• **INFORMATION SHOWN**:
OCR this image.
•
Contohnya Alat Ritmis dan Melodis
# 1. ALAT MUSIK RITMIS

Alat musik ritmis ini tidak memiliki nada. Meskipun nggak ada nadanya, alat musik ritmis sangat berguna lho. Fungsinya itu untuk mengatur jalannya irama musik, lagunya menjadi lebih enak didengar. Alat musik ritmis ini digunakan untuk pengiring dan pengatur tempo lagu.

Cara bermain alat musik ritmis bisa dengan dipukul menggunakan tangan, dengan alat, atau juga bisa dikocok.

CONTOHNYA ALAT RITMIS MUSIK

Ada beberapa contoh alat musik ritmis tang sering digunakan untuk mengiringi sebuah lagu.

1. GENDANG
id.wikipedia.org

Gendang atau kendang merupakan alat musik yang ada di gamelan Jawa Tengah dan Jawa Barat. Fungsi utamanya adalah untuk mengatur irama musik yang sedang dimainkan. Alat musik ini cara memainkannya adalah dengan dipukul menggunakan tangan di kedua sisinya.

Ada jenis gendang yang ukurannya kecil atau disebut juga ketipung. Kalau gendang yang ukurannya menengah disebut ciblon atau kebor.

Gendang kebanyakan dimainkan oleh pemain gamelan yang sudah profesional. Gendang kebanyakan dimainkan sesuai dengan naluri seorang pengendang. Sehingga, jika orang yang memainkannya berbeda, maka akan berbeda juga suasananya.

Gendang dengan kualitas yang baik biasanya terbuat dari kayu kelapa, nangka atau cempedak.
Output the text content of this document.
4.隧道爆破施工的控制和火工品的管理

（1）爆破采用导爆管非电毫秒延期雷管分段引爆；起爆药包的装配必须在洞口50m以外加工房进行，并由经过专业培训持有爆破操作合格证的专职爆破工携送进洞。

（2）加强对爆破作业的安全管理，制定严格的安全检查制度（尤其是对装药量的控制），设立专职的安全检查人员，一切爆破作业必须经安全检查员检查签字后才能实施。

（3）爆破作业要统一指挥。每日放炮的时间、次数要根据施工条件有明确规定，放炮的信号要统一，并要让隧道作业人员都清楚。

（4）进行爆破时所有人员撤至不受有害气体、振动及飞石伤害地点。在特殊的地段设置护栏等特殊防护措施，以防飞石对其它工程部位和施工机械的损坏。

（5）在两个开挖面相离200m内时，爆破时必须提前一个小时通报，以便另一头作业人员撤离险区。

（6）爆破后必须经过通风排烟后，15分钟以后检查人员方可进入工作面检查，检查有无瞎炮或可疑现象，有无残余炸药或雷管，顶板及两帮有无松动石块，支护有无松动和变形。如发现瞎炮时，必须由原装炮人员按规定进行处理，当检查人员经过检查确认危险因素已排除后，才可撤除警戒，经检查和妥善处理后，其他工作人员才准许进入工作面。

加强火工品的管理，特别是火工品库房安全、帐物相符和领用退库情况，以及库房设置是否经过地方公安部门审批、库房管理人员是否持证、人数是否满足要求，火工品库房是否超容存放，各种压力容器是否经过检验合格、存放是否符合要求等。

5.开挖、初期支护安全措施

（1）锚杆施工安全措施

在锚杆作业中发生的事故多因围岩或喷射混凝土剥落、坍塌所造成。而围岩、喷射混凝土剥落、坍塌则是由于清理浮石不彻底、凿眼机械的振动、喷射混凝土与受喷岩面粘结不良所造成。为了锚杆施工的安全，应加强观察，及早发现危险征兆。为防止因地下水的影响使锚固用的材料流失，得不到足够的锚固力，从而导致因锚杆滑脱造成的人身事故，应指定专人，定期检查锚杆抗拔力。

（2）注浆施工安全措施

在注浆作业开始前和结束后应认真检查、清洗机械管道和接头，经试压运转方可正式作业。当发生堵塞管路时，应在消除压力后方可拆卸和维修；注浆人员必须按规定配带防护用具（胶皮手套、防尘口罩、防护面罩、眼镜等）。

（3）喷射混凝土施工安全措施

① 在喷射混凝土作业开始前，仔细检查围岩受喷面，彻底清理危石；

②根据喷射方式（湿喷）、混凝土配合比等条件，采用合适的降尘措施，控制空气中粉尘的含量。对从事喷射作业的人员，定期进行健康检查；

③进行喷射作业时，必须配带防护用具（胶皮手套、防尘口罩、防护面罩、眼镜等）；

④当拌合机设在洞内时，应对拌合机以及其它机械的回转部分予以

• **GIVEN EXERCISE**: Across all the entries, count the lines that contain the word "untuk" and give the number by itself.

• **THE OUTPUT**: 3